_What needs to be done_
Read the records below. Copy each line where the string "Оцінка" occurs.

# START OF Information shown

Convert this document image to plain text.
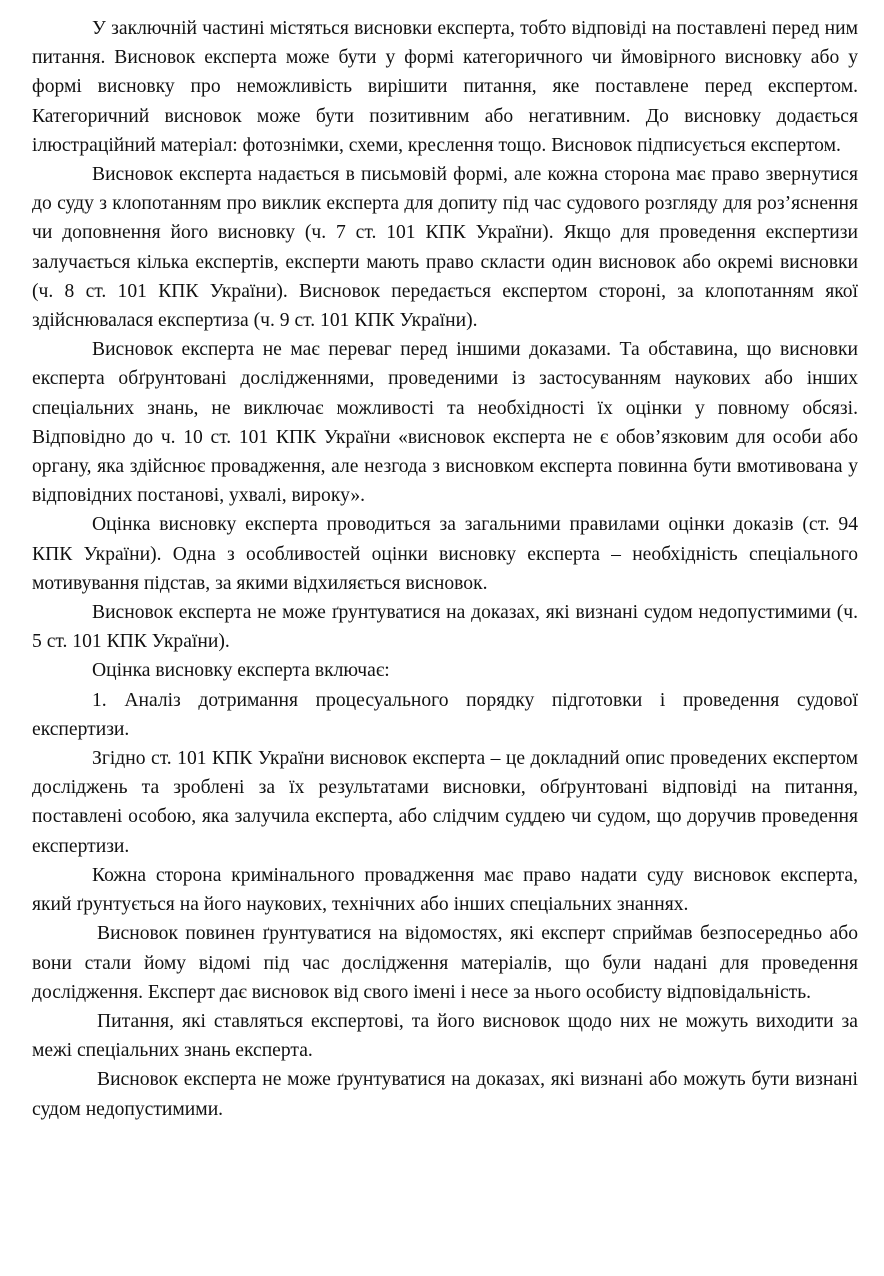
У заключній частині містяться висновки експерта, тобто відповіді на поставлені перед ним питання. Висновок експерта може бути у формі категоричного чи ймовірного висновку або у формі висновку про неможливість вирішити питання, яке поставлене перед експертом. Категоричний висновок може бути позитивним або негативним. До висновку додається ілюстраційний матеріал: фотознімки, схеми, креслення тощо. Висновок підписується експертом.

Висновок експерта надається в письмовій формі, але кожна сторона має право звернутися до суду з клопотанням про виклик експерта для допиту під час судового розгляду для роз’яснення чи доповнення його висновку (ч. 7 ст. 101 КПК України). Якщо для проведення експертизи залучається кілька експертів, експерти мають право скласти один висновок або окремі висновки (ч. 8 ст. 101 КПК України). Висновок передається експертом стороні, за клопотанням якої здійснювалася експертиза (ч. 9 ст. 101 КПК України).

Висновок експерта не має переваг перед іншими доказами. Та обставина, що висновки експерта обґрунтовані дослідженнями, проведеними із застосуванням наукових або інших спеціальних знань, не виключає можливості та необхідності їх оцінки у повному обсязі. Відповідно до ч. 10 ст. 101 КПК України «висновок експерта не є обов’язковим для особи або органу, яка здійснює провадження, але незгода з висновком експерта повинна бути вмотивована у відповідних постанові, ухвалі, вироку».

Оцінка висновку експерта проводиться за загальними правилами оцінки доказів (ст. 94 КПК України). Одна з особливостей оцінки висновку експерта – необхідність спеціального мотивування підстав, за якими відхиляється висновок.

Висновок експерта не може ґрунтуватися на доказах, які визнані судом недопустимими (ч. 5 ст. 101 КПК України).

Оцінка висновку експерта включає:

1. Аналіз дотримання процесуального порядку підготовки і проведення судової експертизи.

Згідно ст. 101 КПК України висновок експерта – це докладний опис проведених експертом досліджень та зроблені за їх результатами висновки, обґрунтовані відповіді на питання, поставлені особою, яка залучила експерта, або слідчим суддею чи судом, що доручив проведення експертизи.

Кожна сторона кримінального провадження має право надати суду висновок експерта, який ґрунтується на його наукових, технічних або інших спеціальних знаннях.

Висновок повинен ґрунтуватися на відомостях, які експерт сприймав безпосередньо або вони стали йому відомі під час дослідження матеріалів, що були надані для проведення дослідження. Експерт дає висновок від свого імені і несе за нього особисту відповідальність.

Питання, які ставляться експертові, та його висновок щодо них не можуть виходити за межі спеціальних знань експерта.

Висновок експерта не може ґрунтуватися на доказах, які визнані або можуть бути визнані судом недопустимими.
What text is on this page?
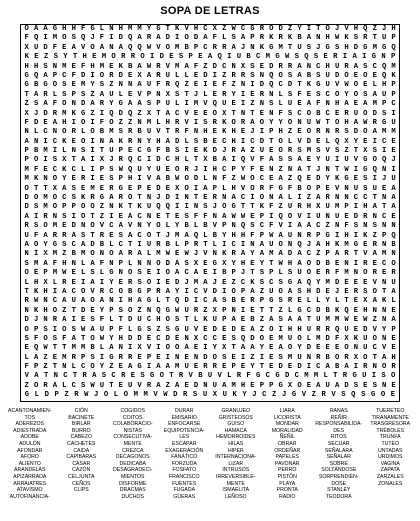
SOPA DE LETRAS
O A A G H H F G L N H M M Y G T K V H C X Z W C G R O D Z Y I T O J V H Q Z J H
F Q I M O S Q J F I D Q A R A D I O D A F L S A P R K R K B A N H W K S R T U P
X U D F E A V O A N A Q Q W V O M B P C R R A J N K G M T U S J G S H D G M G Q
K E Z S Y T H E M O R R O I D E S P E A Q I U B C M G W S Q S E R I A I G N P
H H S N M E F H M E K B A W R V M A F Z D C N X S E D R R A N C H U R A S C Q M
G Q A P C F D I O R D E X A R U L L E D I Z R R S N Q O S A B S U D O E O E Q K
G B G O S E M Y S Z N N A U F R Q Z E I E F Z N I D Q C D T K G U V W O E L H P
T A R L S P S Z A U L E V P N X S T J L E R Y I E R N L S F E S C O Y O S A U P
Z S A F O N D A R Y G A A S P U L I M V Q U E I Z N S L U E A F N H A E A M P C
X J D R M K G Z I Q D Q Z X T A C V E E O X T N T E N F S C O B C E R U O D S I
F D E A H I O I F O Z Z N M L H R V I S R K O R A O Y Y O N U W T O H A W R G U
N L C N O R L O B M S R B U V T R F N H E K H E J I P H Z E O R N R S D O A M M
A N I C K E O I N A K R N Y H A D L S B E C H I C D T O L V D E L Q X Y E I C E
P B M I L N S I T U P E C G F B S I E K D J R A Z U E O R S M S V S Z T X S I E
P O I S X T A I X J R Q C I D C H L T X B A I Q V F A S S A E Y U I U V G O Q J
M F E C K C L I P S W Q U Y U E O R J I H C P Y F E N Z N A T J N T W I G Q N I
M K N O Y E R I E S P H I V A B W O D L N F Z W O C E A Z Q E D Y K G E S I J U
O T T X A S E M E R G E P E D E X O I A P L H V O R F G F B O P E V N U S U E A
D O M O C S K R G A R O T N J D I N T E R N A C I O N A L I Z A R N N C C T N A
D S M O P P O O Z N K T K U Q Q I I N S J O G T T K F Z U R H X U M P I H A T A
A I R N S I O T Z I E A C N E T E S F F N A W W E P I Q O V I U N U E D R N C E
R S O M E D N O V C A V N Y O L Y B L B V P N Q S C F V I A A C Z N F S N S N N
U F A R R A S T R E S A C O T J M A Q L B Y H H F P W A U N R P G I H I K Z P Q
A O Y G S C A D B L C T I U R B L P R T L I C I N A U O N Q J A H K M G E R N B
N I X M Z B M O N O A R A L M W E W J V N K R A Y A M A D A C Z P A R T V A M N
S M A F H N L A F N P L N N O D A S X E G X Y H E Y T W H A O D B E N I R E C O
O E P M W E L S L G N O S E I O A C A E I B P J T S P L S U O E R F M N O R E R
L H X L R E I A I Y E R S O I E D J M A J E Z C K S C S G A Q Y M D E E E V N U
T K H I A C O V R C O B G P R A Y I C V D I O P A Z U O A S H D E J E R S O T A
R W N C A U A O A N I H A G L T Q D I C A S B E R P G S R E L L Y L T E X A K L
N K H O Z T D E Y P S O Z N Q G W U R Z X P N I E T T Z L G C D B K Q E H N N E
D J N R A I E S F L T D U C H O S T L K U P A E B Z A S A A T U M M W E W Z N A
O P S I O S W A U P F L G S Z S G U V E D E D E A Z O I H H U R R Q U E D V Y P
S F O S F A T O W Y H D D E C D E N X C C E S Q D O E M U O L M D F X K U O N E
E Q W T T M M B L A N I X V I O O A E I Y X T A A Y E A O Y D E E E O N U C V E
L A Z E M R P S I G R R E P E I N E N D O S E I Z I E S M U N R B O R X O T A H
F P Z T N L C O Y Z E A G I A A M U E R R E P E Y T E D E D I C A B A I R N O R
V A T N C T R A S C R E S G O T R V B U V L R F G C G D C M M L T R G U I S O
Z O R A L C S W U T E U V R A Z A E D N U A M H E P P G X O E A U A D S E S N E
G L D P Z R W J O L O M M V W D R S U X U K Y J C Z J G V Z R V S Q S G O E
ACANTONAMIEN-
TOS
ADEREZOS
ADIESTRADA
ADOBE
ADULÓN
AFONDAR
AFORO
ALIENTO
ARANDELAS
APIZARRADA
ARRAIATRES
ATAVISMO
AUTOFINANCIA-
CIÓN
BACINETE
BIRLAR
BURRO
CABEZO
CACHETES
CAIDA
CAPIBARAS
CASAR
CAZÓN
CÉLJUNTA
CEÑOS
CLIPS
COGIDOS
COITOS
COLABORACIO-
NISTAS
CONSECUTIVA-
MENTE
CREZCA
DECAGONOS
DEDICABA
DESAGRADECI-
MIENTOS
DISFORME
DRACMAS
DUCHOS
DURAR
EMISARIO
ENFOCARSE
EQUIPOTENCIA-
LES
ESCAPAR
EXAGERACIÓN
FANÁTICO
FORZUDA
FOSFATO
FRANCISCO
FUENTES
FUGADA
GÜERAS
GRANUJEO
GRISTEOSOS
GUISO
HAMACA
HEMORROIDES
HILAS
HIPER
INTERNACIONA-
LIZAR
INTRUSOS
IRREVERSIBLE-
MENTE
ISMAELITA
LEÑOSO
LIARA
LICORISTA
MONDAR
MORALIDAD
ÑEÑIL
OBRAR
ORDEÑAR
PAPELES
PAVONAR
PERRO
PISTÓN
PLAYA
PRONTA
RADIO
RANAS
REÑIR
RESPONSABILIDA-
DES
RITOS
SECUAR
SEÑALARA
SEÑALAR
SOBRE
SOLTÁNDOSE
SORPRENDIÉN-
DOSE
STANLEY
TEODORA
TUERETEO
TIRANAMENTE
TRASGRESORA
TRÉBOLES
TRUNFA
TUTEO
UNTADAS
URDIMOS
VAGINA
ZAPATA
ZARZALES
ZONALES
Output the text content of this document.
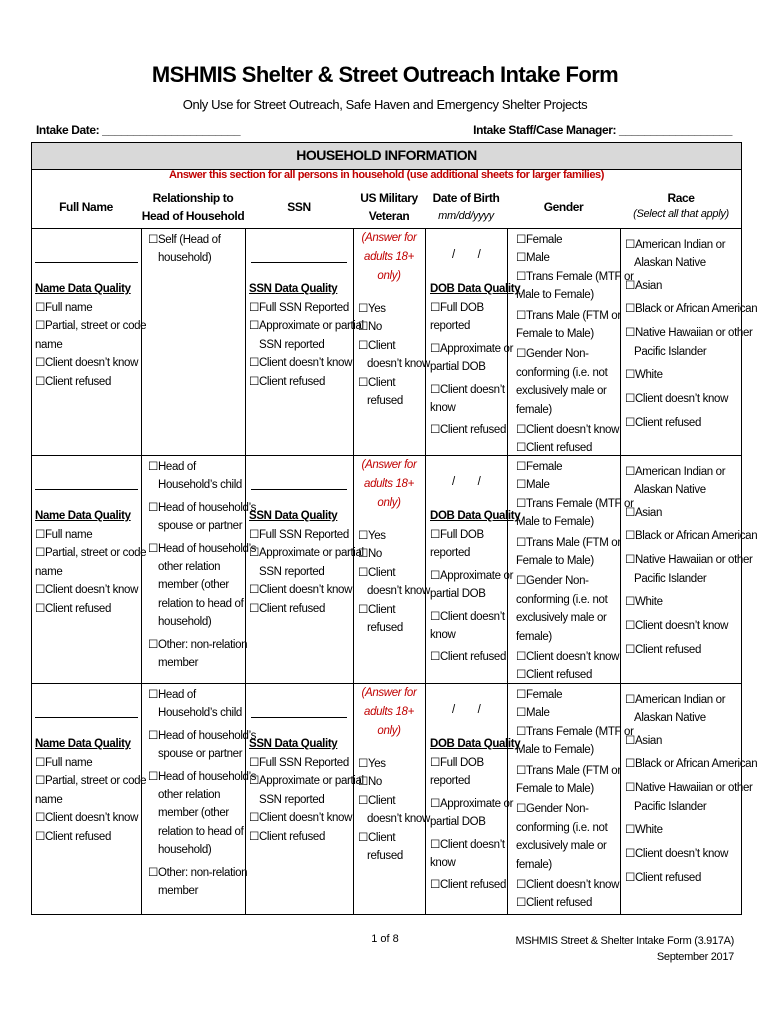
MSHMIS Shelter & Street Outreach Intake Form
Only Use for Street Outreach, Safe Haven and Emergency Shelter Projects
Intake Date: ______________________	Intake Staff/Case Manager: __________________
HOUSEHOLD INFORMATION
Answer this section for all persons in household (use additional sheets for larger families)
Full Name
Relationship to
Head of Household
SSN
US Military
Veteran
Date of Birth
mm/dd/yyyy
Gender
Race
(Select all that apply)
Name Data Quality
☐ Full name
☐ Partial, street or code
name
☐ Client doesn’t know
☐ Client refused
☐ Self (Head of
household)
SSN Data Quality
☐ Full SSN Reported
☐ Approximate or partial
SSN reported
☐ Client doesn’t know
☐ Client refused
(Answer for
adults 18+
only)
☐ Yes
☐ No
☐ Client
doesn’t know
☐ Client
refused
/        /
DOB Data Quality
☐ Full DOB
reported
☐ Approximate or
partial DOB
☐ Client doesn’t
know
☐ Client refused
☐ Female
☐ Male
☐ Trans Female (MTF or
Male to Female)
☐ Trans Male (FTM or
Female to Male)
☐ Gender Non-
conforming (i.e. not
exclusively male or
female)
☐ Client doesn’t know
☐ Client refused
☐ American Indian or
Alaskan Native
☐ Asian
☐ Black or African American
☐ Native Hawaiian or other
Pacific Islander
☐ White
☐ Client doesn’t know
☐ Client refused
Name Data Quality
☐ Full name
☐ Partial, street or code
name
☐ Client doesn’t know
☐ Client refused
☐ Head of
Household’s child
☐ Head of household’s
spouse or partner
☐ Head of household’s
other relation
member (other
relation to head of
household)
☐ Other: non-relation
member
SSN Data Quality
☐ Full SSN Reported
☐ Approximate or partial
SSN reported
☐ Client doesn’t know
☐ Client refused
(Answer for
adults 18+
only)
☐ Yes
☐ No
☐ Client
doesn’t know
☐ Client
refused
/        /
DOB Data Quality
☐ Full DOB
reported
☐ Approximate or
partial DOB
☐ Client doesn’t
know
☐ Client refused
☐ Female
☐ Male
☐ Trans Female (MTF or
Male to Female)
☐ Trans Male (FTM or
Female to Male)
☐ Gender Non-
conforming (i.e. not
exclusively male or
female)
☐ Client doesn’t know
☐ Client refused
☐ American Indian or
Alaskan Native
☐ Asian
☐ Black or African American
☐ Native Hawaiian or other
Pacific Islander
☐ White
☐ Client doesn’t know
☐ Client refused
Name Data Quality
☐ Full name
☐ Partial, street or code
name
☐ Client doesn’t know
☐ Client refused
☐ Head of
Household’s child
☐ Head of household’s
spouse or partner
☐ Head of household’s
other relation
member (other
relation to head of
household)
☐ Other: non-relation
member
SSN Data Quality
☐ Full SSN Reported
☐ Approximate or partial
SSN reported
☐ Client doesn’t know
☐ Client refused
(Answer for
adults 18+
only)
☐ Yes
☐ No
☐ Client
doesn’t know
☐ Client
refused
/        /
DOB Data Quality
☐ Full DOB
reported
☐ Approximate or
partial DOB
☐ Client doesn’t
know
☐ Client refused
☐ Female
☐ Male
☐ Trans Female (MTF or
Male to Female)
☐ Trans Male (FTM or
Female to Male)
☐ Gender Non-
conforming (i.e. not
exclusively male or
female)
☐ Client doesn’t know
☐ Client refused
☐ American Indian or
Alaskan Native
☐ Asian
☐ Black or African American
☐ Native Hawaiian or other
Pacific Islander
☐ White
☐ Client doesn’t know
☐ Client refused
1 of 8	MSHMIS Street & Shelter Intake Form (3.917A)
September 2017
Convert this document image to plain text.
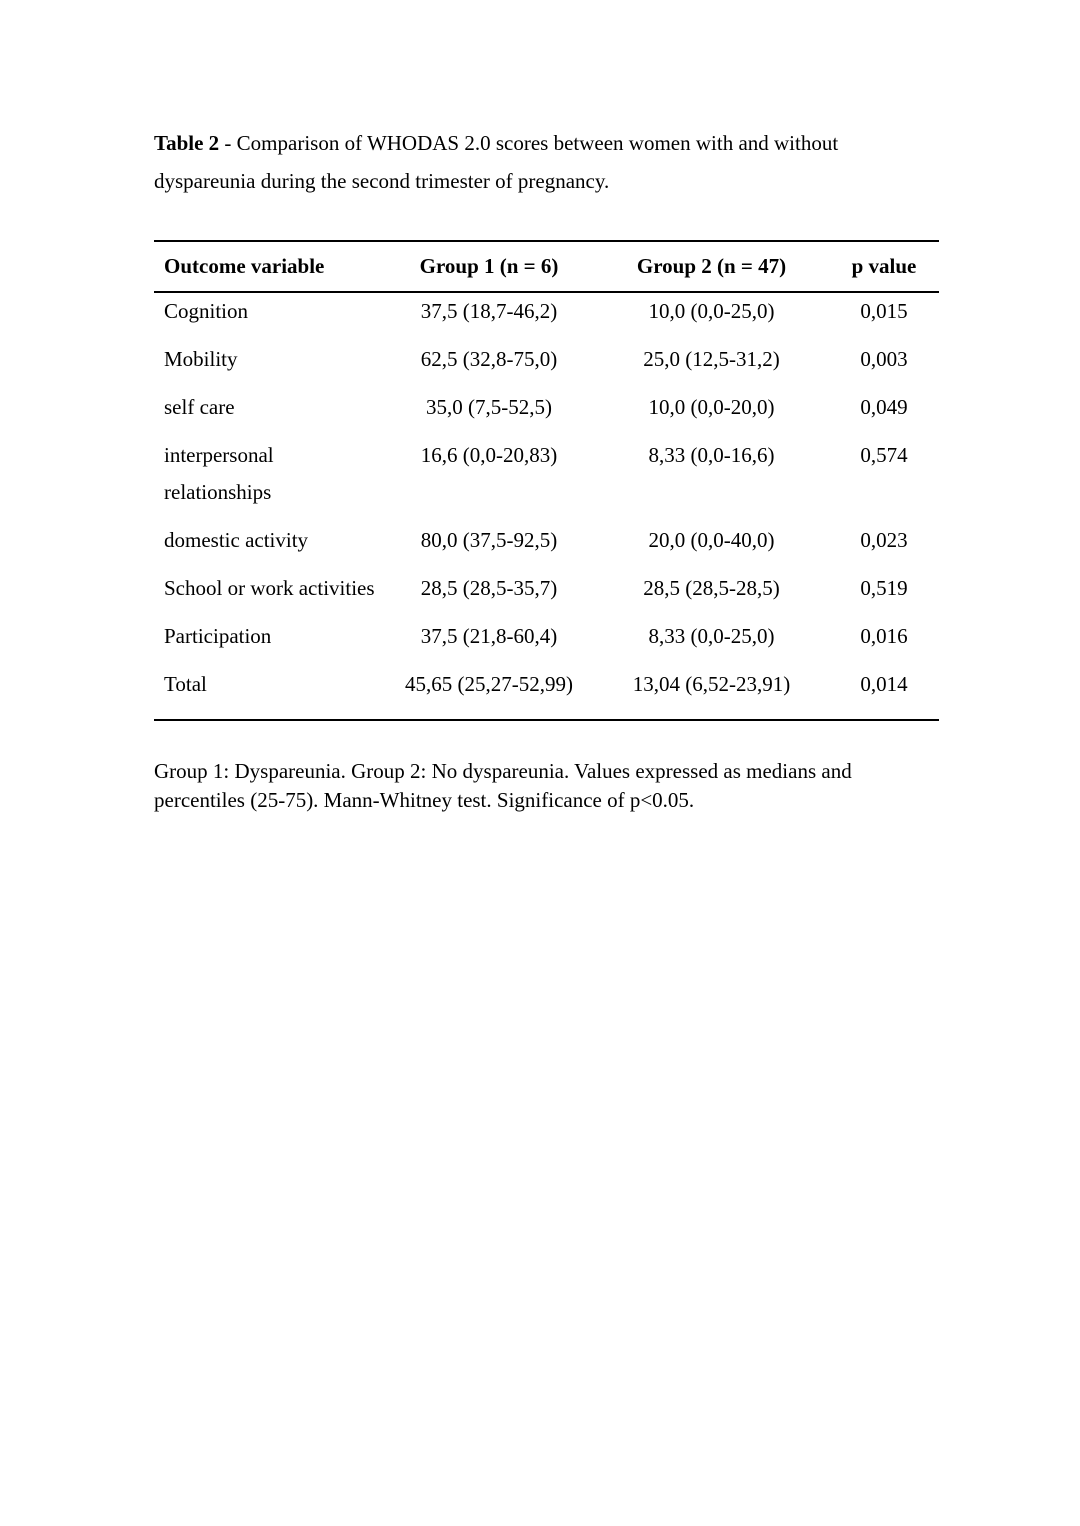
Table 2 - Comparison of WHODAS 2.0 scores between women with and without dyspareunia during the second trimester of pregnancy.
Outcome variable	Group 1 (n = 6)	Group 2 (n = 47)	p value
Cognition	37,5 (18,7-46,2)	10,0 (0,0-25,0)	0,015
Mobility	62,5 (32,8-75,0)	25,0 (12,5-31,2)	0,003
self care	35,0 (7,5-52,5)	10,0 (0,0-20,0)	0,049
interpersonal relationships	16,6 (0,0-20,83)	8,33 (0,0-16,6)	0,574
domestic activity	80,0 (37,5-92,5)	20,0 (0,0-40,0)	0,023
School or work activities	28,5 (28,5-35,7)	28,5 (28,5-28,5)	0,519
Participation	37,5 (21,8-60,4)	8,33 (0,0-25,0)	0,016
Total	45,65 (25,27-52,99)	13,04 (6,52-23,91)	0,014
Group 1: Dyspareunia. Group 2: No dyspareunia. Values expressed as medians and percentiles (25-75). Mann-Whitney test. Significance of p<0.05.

# END OF Information shown

_Exercise solution_
Оцінка висновку експерта проводиться за загальними правилами оцінки доказів (ст. 94 КПК України). Одна з особливостей оцінки висновку експерта – необхідність спеціального мотивування підстав, за якими відхиляється висновок.
Оцінка висновку експерта включає:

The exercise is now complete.